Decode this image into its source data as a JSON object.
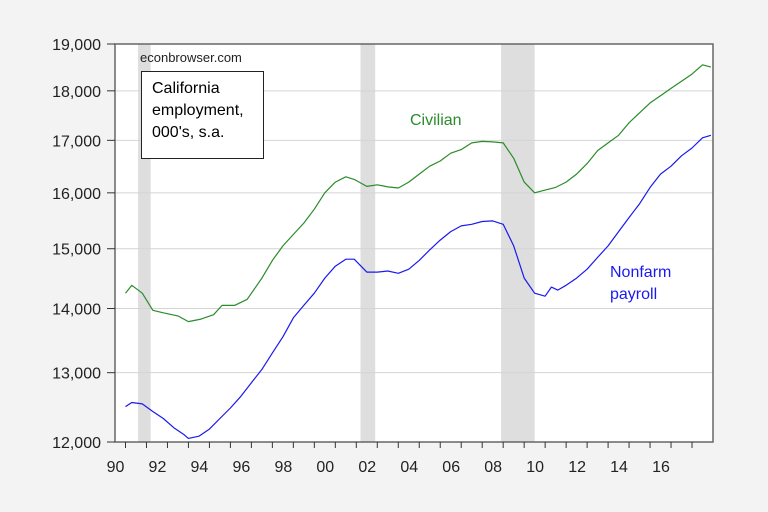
{
  "chart_data": {
    "type": "line",
    "title": "California employment, 000's, s.a.",
    "source": "econbrowser.com",
    "xlabel": "",
    "ylabel": "",
    "yscale": "log",
    "ylim": [
      12000,
      19000
    ],
    "xlim": [
      1989.5,
      2018.0
    ],
    "y_ticks": [
      "12,000",
      "13,000",
      "14,000",
      "15,000",
      "16,000",
      "17,000",
      "18,000",
      "19,000"
    ],
    "x_ticks": [
      "90",
      "92",
      "94",
      "96",
      "98",
      "00",
      "02",
      "04",
      "06",
      "08",
      "10",
      "12",
      "14",
      "16"
    ],
    "grid": true,
    "recessions": [
      [
        1990.6,
        1991.2
      ],
      [
        2001.2,
        2001.9
      ],
      [
        2007.9,
        2009.5
      ]
    ],
    "series": [
      {
        "name": "Civilian",
        "color": "#2a8c2a",
        "x": [
          1990.0,
          1990.3,
          1990.8,
          1991.3,
          1991.8,
          1992.5,
          1993.0,
          1993.6,
          1994.2,
          1994.6,
          1995.2,
          1995.8,
          1996.5,
          1997.0,
          1997.5,
          1998.0,
          1998.5,
          1999.0,
          1999.5,
          2000.0,
          2000.5,
          2000.9,
          2001.5,
          2002.0,
          2002.5,
          2003.0,
          2003.5,
          2004.0,
          2004.5,
          2005.0,
          2005.5,
          2006.0,
          2006.5,
          2007.0,
          2007.5,
          2008.0,
          2008.5,
          2009.0,
          2009.5,
          2010.0,
          2010.5,
          2011.0,
          2011.5,
          2012.0,
          2012.5,
          2013.0,
          2013.5,
          2014.0,
          2014.5,
          2015.0,
          2015.5,
          2016.0,
          2016.5,
          2017.0,
          2017.5,
          2017.9
        ],
        "values": [
          14250,
          14380,
          14250,
          13970,
          13930,
          13880,
          13790,
          13830,
          13900,
          14050,
          14050,
          14150,
          14500,
          14800,
          15050,
          15250,
          15450,
          15700,
          16000,
          16200,
          16300,
          16250,
          16120,
          16150,
          16110,
          16090,
          16200,
          16350,
          16500,
          16600,
          16750,
          16820,
          16950,
          16980,
          16970,
          16950,
          16650,
          16200,
          16000,
          16050,
          16100,
          16200,
          16350,
          16550,
          16800,
          16950,
          17100,
          17350,
          17550,
          17750,
          17900,
          18050,
          18200,
          18350,
          18550,
          18500
        ]
      },
      {
        "name": "Nonfarm payroll",
        "color": "#1a1aee",
        "x": [
          1990.0,
          1990.3,
          1990.8,
          1991.3,
          1991.8,
          1992.3,
          1992.8,
          1993.0,
          1993.5,
          1994.0,
          1994.5,
          1995.0,
          1995.5,
          1996.0,
          1996.5,
          1997.0,
          1997.5,
          1998.0,
          1998.5,
          1999.0,
          1999.5,
          2000.0,
          2000.5,
          2000.9,
          2001.5,
          2002.0,
          2002.5,
          2003.0,
          2003.5,
          2004.0,
          2004.5,
          2005.0,
          2005.5,
          2006.0,
          2006.5,
          2007.0,
          2007.5,
          2008.0,
          2008.5,
          2009.0,
          2009.5,
          2010.0,
          2010.3,
          2010.6,
          2011.0,
          2011.5,
          2012.0,
          2012.5,
          2013.0,
          2013.5,
          2014.0,
          2014.5,
          2015.0,
          2015.5,
          2016.0,
          2016.5,
          2017.0,
          2017.5,
          2017.9
        ],
        "values": [
          12500,
          12560,
          12540,
          12430,
          12330,
          12200,
          12100,
          12050,
          12080,
          12180,
          12330,
          12480,
          12650,
          12850,
          13050,
          13300,
          13550,
          13850,
          14050,
          14250,
          14500,
          14700,
          14820,
          14820,
          14600,
          14600,
          14620,
          14580,
          14650,
          14800,
          14980,
          15150,
          15300,
          15400,
          15430,
          15480,
          15490,
          15430,
          15050,
          14500,
          14250,
          14200,
          14350,
          14300,
          14380,
          14500,
          14650,
          14850,
          15050,
          15300,
          15550,
          15800,
          16100,
          16350,
          16500,
          16700,
          16850,
          17050,
          17100
        ]
      }
    ]
  },
  "annotations": {
    "source": "econbrowser.com",
    "title_lines": [
      "California",
      "employment,",
      "000's, s.a."
    ],
    "civilian_label": "Civilian",
    "nonfarm_label_lines": [
      "Nonfarm",
      "payroll"
    ]
  }
}
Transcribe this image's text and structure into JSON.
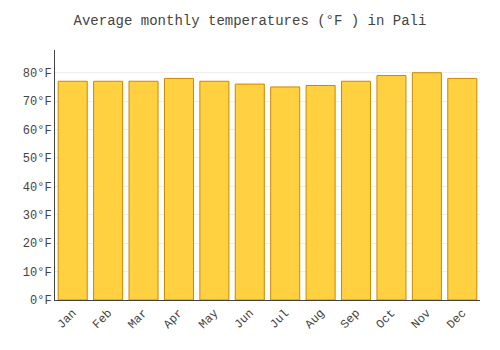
{
  "chart_data": {
    "type": "bar",
    "title": "Average monthly temperatures (°F ) in Pali",
    "categories": [
      "Jan",
      "Feb",
      "Mar",
      "Apr",
      "May",
      "Jun",
      "Jul",
      "Aug",
      "Sep",
      "Oct",
      "Nov",
      "Dec"
    ],
    "values": [
      77,
      77,
      77,
      78,
      77,
      76,
      75,
      75.5,
      77,
      79,
      80,
      78
    ],
    "color": "#FFD040",
    "ylim": [
      0,
      88
    ],
    "yticks": [
      {
        "value": 0,
        "label": "0°F"
      },
      {
        "value": 10,
        "label": "10°F"
      },
      {
        "value": 20,
        "label": "20°F"
      },
      {
        "value": 30,
        "label": "30°F"
      },
      {
        "value": 40,
        "label": "40°F"
      },
      {
        "value": 50,
        "label": "50°F"
      },
      {
        "value": 60,
        "label": "60°F"
      },
      {
        "value": 70,
        "label": "70°F"
      },
      {
        "value": 80,
        "label": "80°F"
      }
    ],
    "grid": true
  }
}
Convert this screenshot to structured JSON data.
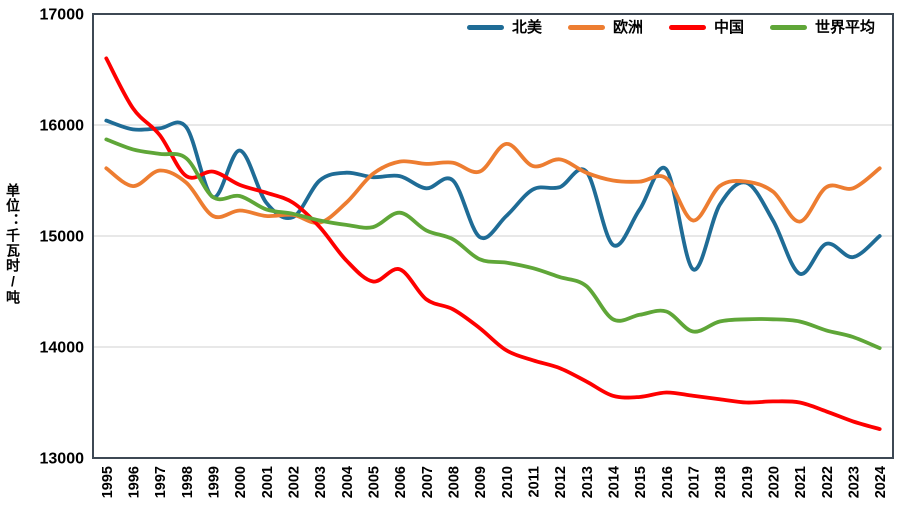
{
  "chart_data": {
    "type": "line",
    "title": "",
    "smooth": true,
    "grid": true,
    "categories": [
      "1995",
      "1996",
      "1997",
      "1998",
      "1999",
      "2000",
      "2001",
      "2002",
      "2003",
      "2004",
      "2005",
      "2006",
      "2007",
      "2008",
      "2009",
      "2010",
      "2011",
      "2012",
      "2013",
      "2014",
      "2015",
      "2016",
      "2017",
      "2018",
      "2019",
      "2020",
      "2021",
      "2022",
      "2023",
      "2024"
    ],
    "series": [
      {
        "key": "north-america",
        "name": "北美",
        "color": "#1f6c96",
        "values": [
          16040,
          15960,
          15970,
          15980,
          15350,
          15770,
          15300,
          15170,
          15500,
          15570,
          15530,
          15540,
          15430,
          15500,
          14990,
          15180,
          15420,
          15440,
          15580,
          14920,
          15240,
          15600,
          14700,
          15280,
          15480,
          15140,
          14660,
          14930,
          14810,
          15000
        ]
      },
      {
        "key": "europe",
        "name": "欧洲",
        "color": "#ed7d31",
        "values": [
          15610,
          15450,
          15590,
          15480,
          15180,
          15230,
          15180,
          15190,
          15120,
          15300,
          15560,
          15670,
          15650,
          15660,
          15580,
          15830,
          15630,
          15690,
          15570,
          15500,
          15490,
          15520,
          15140,
          15450,
          15490,
          15400,
          15130,
          15440,
          15430,
          15610
        ]
      },
      {
        "key": "china",
        "name": "中国",
        "color": "#fe0000",
        "values": [
          16600,
          16150,
          15910,
          15540,
          15580,
          15460,
          15390,
          15300,
          15080,
          14780,
          14590,
          14700,
          14430,
          14340,
          14170,
          13970,
          13880,
          13810,
          13690,
          13560,
          13550,
          13590,
          13560,
          13530,
          13500,
          13510,
          13500,
          13420,
          13330,
          13260
        ]
      },
      {
        "key": "world-average",
        "name": "世界平均",
        "color": "#5fa638",
        "values": [
          15870,
          15780,
          15740,
          15700,
          15350,
          15360,
          15240,
          15200,
          15140,
          15100,
          15080,
          15210,
          15050,
          14970,
          14790,
          14760,
          14710,
          14630,
          14550,
          14250,
          14290,
          14320,
          14140,
          14230,
          14250,
          14250,
          14230,
          14150,
          14090,
          13990
        ]
      }
    ],
    "y_axis": {
      "label": "单位：千瓦时/吨",
      "min": 13000,
      "max": 17000,
      "ticks": [
        17000,
        16000,
        15000,
        14000,
        13000
      ]
    },
    "x_axis": {
      "label": ""
    },
    "legend": {
      "position": "top-right"
    },
    "colors": {
      "grid": "#d9d9d9",
      "border": "#3d4854",
      "text": "#000000"
    }
  }
}
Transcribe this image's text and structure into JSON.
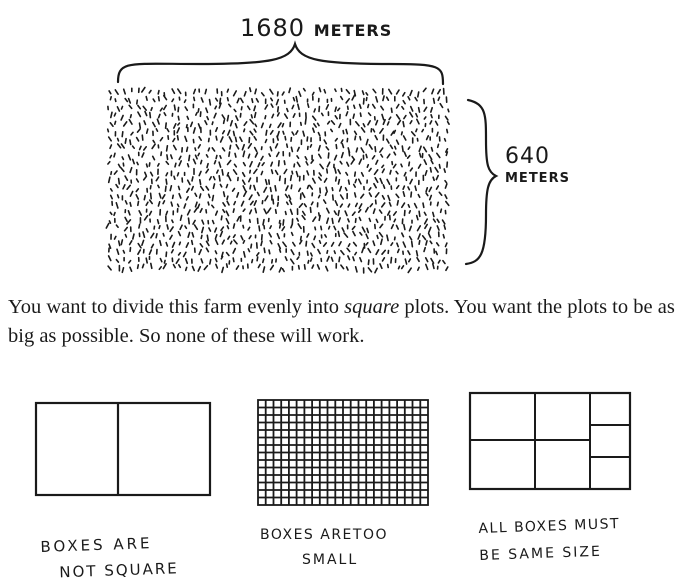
{
  "farm": {
    "width_number": "1680",
    "width_unit": "METERS",
    "height_number": "640",
    "height_unit": "METERS"
  },
  "paragraph": {
    "before": "You want to divide this farm evenly into ",
    "emphasis": "square",
    "after": " plots. You want the plots to be as big as possible. So none of these will work."
  },
  "examples": [
    {
      "caption_line1": "BOXES ARE",
      "caption_line2": "NOT SQUARE"
    },
    {
      "caption_line1": "BOXES ARETOO",
      "caption_line2": "SMALL"
    },
    {
      "caption_line1": "ALL BOXES MUST",
      "caption_line2": "BE SAME SIZE"
    }
  ],
  "colors": {
    "ink": "#1a1a1a",
    "background": "#ffffff"
  }
}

▶ PROBLEM TO SOLVE
Search the listing for the string "grid". Copy each line where it turns up.

▶ SOLUTION TO THIS TASK
    "grid": true,
    "grid": true
    "grid": true,
      "grid": "#d9d9d9",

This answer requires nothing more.